◆ EXTRACTED ENTRIES
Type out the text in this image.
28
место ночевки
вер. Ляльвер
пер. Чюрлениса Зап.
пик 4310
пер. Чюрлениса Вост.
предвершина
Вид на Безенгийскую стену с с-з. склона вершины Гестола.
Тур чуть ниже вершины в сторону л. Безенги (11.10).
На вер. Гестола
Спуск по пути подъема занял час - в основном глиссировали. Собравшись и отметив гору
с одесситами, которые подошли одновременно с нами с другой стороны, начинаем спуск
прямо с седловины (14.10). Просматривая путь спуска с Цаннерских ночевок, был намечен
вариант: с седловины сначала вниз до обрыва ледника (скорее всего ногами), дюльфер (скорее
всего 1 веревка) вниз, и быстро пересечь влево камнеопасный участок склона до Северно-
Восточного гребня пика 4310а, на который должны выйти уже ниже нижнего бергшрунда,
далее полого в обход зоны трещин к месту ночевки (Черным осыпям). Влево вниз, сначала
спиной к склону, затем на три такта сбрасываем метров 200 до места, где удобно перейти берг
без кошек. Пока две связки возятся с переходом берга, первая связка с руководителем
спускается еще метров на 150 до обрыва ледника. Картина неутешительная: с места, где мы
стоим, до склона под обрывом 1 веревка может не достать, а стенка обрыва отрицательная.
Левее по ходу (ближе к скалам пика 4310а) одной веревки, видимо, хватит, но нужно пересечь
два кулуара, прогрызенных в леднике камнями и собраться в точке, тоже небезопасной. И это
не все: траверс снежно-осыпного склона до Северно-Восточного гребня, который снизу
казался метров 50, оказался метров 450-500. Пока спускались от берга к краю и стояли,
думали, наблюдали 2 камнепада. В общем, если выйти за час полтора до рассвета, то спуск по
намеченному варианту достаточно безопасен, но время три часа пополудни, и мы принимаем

◆ GOAL
Return each line of the data that contains the string "Пока".

◆ REPLY
без кошек. Пока две связки возятся с переходом берга, первая связка с руководителем
казался метров 50, оказался метров 450-500. Пока спускались от берга к краю и стояли,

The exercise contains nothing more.